[Dataset records]
⁂
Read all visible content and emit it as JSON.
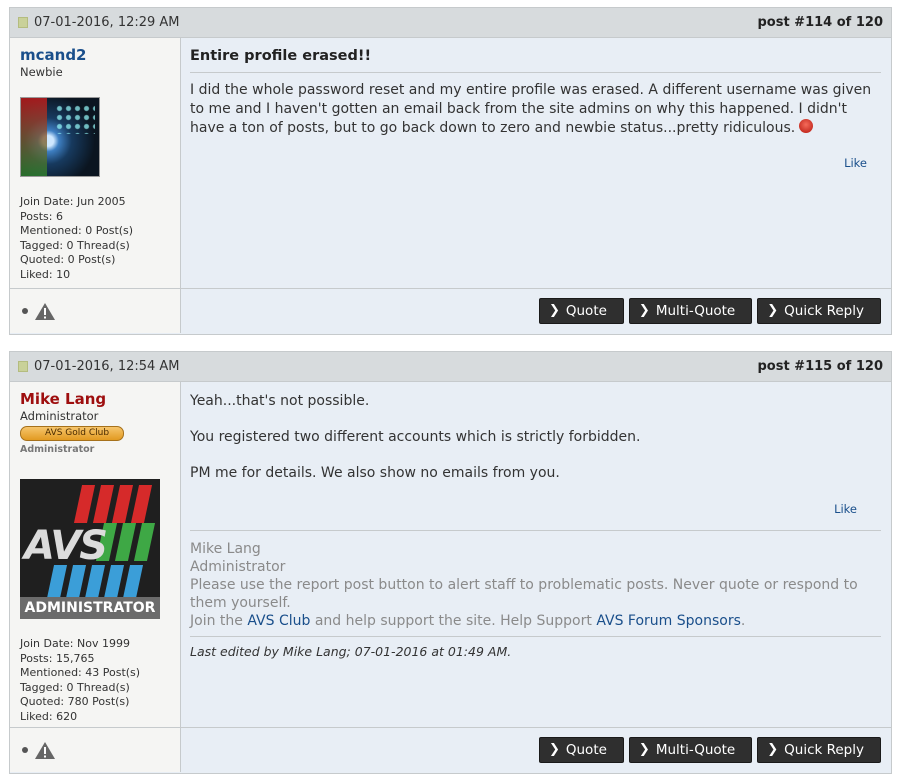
{
  "posts": [
    {
      "date": "07-01-2016, 12:29 AM",
      "post_number": "post #114 of 120",
      "username": "mcand2",
      "user_title": "Newbie",
      "stats": [
        "Join Date: Jun 2005",
        "Posts: 6",
        "Mentioned: 0 Post(s)",
        "Tagged: 0 Thread(s)",
        "Quoted: 0 Post(s)",
        "Liked: 10"
      ],
      "title": "Entire profile erased!!",
      "message": "I did the whole password reset and my entire profile was erased. A different username was given to me and I haven't gotten an email back from the site admins on why this happened. I didn't have a ton of posts, but to go back down to zero and newbie status...pretty ridiculous.",
      "emoji": "mad-face-icon",
      "like_label": "Like"
    },
    {
      "date": "07-01-2016, 12:54 AM",
      "post_number": "post #115 of 120",
      "username": "Mike Lang",
      "user_title": "Administrator",
      "rank_badge": "AVS Gold Club",
      "rank_subtitle": "Administrator",
      "avatar_text": "AVS",
      "avatar_caption": "ADMINISTRATOR",
      "stats": [
        "Join Date: Nov 1999",
        "Posts: 15,765",
        "Mentioned: 43 Post(s)",
        "Tagged: 0 Thread(s)",
        "Quoted: 780 Post(s)",
        "Liked: 620"
      ],
      "message_lines": [
        "Yeah...that's not possible.",
        "You registered two different accounts which is strictly forbidden.",
        "PM me for details. We also show no emails from you."
      ],
      "like_label": "Like",
      "signature": {
        "name": "Mike Lang",
        "role": "Administrator",
        "notice": "Please use the report post button to alert staff to problematic posts. Never quote or respond to them yourself.",
        "join_prefix": "Join the ",
        "club_link": "AVS Club",
        "join_middle": " and help support the site. Help Support ",
        "sponsors_link": "AVS Forum Sponsors",
        "join_suffix": "."
      },
      "edited": "Last edited by Mike Lang; 07-01-2016 at 01:49 AM."
    }
  ],
  "actions": {
    "quote": "Quote",
    "multi_quote": "Multi-Quote",
    "quick_reply": "Quick Reply"
  },
  "colors": {
    "header_bg": "#d7dbdd",
    "content_bg": "#e8eef5",
    "user_bg": "#f5f5f3",
    "link": "#1a4f8b",
    "admin_name": "#9e0e0e",
    "button_bg": "#2f2f2f"
  }
}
⁂
Working from the material above, transcribe it exactly while omitting pictures.

## Correct answer
Read all visible content and emit it as JSON.
{
  "posts": [
    {
      "date": "07-01-2016, 12:29 AM",
      "post_number": "post #114 of 120",
      "username": "mcand2",
      "user_title": "Newbie",
      "stats": [
        "Join Date: Jun 2005",
        "Posts: 6",
        "Mentioned: 0 Post(s)",
        "Tagged: 0 Thread(s)",
        "Quoted: 0 Post(s)",
        "Liked: 10"
      ],
      "title": "Entire profile erased!!",
      "message": "I did the whole password reset and my entire profile was erased. A different username was given to me and I haven't gotten an email back from the site admins on why this happened. I didn't have a ton of posts, but to go back down to zero and newbie status...pretty ridiculous.",
      "emoji": "mad-face-icon",
      "like_label": "Like"
    },
    {
      "date": "07-01-2016, 12:54 AM",
      "post_number": "post #115 of 120",
      "username": "Mike Lang",
      "user_title": "Administrator",
      "rank_badge": "AVS Gold Club",
      "rank_subtitle": "Administrator",
      "avatar_text": "AVS",
      "avatar_caption": "ADMINISTRATOR",
      "stats": [
        "Join Date: Nov 1999",
        "Posts: 15,765",
        "Mentioned: 43 Post(s)",
        "Tagged: 0 Thread(s)",
        "Quoted: 780 Post(s)",
        "Liked: 620"
      ],
      "message_lines": [
        "Yeah...that's not possible.",
        "You registered two different accounts which is strictly forbidden.",
        "PM me for details. We also show no emails from you."
      ],
      "like_label": "Like",
      "signature": {
        "name": "Mike Lang",
        "role": "Administrator",
        "notice": "Please use the report post button to alert staff to problematic posts. Never quote or respond to them yourself.",
        "join_prefix": "Join the ",
        "club_link": "AVS Club",
        "join_middle": " and help support the site. Help Support ",
        "sponsors_link": "AVS Forum Sponsors",
        "join_suffix": "."
      },
      "edited": "Last edited by Mike Lang; 07-01-2016 at 01:49 AM."
    }
  ],
  "actions": {
    "quote": "Quote",
    "multi_quote": "Multi-Quote",
    "quick_reply": "Quick Reply"
  },
  "colors": {
    "header_bg": "#d7dbdd",
    "content_bg": "#e8eef5",
    "user_bg": "#f5f5f3",
    "link": "#1a4f8b",
    "admin_name": "#9e0e0e",
    "button_bg": "#2f2f2f"
  }
}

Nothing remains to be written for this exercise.